• **Tarefa breve**
Copie palavra por palavra a parte do trecho sobre Ripper que começa em "oficinas, o falar" e termina em "não é consciente.".

Comentamos anteriormente que, de modo empírico e pouco aprofundado, observamos uma

alteração na visibilidade de Ripper como autor. Embora tenha estado desde os tempos de

jornal envolvido com preocupações coletivas, incluindo aí as lutas no âmbito sindical, o que

já lhe dava uma voz e um reconhecimento pelo argumento, a intensificação das aulas e

oficinas, o falar sobre seu próprio trabalho, defender ideias, reconhecer sua marca perante

audiências diversas, pode ter contribuído nesse processo. O “bem-querer” passou a ser uma

marca de Ripper e o título de palestras e oficinas, onde passa para os participantes seus

métodos de trabalho, suas motivações, sua preocupação com o outro. A audiência, em muitos

casos fotógrafos, experimenta essa vertente que nem sempre é facilmente acessada. A

cegueira em relação às questões de poder que envolvem o trabalho documental autoral, em

geral, não é consciente.

• **Material**
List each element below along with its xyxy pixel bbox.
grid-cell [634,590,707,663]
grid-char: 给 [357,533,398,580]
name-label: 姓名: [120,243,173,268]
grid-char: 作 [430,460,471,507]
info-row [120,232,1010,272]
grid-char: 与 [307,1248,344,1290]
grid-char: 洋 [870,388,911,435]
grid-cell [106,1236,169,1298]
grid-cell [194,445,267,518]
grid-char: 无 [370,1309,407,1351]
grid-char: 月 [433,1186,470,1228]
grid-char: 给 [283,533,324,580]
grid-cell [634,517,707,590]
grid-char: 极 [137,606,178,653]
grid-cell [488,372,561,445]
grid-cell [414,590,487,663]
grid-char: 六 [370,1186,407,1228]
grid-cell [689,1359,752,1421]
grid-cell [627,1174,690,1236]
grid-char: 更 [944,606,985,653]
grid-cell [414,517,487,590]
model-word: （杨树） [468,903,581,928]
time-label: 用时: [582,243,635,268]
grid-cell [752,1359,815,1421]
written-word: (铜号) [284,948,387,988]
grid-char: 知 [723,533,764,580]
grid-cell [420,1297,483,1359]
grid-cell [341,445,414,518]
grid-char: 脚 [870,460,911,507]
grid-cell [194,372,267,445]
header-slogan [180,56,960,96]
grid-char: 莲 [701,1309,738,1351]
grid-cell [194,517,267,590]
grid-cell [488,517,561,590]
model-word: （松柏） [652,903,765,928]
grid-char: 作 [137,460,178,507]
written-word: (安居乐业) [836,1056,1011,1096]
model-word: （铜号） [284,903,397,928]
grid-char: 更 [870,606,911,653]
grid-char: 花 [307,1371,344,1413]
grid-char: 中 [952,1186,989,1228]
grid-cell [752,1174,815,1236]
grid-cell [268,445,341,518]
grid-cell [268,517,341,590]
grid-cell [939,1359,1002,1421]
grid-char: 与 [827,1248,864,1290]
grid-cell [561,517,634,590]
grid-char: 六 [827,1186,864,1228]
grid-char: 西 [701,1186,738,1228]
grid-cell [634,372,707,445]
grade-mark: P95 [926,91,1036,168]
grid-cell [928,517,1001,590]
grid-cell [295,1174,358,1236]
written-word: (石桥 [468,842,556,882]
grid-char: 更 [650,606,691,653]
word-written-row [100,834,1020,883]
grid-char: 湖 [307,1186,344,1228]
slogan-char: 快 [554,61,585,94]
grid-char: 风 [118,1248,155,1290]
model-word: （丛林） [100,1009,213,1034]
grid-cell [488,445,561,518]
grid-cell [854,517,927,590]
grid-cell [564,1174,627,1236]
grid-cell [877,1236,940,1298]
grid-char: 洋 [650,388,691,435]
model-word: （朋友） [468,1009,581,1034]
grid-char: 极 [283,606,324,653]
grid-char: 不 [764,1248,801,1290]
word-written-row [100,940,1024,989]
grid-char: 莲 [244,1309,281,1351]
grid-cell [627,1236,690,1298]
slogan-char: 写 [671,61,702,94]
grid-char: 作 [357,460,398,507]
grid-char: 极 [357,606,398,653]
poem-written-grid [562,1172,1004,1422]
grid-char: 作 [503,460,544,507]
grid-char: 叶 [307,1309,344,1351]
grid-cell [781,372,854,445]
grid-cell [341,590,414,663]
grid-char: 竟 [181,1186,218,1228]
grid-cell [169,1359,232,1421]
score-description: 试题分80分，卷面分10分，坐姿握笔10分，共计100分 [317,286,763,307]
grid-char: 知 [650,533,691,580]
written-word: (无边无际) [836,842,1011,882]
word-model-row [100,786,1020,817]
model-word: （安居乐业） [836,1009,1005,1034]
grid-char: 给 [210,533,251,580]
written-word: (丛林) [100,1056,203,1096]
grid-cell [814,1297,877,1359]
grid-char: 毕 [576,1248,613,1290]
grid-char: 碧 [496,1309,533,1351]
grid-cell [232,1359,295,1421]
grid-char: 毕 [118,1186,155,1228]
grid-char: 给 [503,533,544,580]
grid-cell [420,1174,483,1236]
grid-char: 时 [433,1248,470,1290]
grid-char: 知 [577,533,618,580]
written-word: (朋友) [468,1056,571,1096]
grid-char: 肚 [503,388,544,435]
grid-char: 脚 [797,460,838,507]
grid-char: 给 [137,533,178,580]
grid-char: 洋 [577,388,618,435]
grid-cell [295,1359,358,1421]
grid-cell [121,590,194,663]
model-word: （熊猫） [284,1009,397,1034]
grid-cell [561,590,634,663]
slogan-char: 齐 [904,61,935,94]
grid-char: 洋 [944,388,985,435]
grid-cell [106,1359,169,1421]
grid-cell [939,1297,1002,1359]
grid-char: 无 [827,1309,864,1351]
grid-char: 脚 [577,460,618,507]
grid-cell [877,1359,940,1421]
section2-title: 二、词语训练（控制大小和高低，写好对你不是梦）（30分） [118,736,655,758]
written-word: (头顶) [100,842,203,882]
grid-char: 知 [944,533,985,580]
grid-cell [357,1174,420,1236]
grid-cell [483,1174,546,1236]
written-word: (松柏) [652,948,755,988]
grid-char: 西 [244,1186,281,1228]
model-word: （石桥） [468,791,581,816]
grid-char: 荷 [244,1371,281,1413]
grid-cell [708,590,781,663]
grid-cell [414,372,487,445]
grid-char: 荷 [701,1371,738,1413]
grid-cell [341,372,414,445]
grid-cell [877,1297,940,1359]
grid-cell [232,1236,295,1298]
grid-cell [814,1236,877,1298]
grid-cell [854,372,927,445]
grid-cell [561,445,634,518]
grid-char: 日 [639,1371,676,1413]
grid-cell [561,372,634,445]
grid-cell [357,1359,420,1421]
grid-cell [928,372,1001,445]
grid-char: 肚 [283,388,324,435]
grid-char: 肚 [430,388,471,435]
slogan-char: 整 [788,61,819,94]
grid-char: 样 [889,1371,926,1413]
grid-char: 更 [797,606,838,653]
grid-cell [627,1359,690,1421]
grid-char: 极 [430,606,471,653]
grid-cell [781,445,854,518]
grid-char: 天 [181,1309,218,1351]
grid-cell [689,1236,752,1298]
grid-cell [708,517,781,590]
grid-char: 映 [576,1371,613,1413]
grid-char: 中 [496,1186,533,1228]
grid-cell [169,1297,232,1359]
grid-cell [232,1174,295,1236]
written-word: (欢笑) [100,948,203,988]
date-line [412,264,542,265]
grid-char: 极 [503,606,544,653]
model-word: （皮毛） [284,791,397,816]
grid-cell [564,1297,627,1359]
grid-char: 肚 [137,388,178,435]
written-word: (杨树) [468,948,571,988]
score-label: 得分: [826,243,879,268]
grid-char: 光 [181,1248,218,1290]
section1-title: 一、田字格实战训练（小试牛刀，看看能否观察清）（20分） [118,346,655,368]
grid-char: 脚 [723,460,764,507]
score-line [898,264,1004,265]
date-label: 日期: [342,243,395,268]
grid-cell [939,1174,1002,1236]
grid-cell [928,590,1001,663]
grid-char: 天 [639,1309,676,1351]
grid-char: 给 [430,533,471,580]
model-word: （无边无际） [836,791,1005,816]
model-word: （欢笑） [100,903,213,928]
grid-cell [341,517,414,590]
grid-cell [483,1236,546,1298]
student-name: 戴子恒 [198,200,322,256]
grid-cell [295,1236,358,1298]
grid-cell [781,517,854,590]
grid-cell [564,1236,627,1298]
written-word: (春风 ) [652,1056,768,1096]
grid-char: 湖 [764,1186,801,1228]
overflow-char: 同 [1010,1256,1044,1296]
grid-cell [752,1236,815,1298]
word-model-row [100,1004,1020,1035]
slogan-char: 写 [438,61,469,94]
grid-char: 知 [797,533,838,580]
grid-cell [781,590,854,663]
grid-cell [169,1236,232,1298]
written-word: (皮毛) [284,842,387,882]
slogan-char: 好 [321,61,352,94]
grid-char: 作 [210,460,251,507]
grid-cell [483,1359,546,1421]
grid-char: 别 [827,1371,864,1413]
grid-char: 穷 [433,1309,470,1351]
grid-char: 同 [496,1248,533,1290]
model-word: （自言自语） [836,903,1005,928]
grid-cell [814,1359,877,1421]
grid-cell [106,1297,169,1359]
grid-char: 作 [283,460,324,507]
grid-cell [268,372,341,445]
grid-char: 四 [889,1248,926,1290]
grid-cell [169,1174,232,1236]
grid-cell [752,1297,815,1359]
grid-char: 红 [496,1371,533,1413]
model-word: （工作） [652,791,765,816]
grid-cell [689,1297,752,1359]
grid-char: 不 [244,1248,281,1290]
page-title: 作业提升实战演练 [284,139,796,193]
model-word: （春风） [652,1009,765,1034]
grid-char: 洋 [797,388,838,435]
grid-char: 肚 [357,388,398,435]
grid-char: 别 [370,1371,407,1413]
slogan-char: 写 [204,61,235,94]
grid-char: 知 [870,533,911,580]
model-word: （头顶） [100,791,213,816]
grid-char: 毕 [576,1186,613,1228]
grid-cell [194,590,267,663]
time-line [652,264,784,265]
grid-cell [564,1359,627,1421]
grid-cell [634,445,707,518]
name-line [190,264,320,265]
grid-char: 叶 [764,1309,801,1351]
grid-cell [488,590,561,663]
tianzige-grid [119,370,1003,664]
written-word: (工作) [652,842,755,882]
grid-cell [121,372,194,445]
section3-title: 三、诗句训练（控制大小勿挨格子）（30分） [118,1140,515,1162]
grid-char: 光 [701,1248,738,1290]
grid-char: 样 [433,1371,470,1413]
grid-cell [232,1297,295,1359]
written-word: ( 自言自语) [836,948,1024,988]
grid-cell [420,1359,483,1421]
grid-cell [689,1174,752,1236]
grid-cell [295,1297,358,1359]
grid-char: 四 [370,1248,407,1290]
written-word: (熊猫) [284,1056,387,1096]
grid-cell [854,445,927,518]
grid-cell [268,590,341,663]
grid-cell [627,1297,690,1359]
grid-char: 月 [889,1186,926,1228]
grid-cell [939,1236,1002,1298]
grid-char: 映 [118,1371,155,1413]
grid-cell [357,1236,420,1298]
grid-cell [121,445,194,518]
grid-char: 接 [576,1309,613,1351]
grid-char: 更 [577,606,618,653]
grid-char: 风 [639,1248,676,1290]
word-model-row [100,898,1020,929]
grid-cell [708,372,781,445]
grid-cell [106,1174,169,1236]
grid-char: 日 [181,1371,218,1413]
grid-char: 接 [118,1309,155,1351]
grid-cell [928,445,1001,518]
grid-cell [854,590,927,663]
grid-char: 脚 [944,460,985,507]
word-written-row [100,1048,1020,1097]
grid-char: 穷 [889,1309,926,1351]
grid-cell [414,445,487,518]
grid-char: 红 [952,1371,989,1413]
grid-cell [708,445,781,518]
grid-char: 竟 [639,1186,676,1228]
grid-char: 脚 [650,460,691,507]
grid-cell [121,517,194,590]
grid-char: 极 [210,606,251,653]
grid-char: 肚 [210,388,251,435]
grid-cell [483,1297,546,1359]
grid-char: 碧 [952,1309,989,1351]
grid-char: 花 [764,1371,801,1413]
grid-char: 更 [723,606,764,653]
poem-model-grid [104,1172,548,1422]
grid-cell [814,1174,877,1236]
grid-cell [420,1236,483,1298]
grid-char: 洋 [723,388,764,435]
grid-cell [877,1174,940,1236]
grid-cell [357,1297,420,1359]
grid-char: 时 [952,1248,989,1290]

...

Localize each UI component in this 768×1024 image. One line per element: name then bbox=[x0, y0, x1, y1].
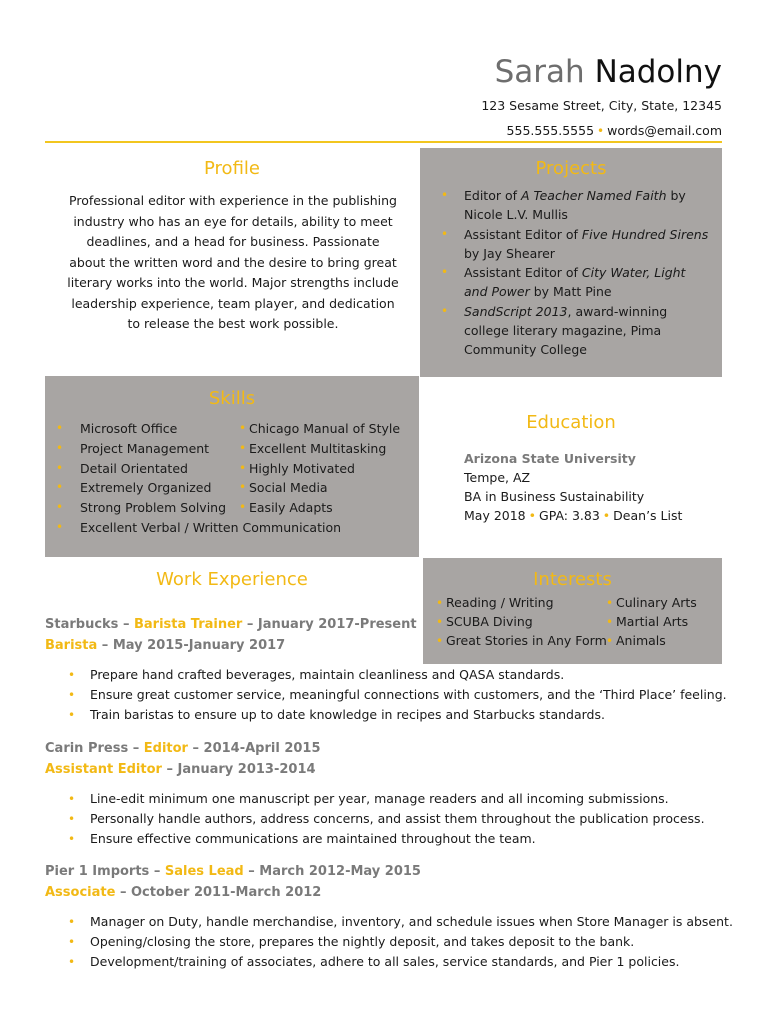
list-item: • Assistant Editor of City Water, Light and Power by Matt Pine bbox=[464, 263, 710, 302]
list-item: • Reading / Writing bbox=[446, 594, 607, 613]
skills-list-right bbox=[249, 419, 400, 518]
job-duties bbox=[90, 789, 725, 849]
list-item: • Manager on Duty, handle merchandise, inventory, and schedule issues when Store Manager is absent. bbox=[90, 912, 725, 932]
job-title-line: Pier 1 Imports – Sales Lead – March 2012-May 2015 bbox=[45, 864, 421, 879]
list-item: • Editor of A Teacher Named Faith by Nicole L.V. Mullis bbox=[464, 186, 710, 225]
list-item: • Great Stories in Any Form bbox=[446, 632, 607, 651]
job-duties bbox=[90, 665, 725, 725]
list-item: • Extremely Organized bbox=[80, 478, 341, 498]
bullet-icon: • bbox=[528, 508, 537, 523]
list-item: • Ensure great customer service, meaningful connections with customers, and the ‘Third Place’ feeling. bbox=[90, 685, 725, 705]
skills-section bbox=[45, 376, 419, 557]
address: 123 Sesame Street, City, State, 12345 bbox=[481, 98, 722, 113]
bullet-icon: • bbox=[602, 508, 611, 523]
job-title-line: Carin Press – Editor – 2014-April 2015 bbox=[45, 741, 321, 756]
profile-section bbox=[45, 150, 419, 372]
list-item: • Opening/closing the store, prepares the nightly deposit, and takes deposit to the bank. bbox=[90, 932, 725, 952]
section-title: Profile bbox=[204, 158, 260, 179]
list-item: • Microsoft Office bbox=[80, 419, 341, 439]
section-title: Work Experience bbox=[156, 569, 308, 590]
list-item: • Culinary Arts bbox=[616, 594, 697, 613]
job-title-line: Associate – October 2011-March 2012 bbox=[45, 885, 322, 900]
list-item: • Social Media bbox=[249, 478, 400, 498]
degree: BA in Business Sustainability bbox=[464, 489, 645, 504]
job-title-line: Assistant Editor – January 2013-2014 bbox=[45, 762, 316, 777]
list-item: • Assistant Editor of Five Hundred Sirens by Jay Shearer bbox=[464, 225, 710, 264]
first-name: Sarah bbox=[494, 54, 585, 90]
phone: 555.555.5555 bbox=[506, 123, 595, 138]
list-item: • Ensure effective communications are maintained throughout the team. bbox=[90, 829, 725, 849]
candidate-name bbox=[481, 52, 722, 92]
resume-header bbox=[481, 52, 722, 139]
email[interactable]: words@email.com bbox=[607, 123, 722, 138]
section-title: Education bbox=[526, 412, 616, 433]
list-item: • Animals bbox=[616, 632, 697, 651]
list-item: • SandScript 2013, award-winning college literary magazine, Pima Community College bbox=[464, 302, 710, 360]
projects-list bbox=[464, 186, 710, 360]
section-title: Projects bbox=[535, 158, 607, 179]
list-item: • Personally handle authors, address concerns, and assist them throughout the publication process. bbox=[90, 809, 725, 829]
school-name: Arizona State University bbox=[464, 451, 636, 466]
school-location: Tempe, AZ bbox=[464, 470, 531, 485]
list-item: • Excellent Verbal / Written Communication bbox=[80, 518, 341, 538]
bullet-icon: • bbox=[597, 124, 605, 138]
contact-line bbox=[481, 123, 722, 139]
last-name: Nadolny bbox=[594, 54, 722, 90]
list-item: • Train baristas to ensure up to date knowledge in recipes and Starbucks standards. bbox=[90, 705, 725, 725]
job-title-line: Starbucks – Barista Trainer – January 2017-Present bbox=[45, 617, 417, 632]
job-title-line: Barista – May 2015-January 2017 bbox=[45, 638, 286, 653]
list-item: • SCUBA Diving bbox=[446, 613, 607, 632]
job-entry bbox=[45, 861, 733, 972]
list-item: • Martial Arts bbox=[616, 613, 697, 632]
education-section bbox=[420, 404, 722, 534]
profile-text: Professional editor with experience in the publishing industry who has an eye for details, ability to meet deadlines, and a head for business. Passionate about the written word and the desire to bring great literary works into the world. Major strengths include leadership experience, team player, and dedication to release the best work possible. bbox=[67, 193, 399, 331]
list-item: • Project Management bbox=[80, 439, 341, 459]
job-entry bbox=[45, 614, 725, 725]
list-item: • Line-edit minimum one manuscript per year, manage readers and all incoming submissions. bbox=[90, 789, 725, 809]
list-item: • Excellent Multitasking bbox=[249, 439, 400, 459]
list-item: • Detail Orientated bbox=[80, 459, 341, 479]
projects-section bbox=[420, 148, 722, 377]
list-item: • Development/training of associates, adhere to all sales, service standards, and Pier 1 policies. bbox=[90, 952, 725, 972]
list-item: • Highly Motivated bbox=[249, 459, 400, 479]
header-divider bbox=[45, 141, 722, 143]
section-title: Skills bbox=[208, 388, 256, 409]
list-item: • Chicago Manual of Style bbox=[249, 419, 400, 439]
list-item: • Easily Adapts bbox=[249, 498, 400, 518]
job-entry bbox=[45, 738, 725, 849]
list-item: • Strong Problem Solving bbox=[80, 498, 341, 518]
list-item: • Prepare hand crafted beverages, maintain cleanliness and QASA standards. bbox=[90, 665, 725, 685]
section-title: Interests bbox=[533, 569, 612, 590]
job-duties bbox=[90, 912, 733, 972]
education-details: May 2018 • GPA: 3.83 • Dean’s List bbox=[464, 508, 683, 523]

• **Resposta esperada**
oficinas, o falar sobre seu próprio trabalho, defender ideias, reconhecer sua marca perante

audiências diversas, pode ter contribuído nesse processo. O “bem-querer” passou a ser uma

marca de Ripper e o título de palestras e oficinas, onde passa para os participantes seus

métodos de trabalho, suas motivações, sua preocupação com o outro. A audiência, em muitos

casos fotógrafos, experimenta essa vertente que nem sempre é facilmente acessada. A

cegueira em relação às questões de poder que envolvem o trabalho documental autoral, em

geral, não é consciente.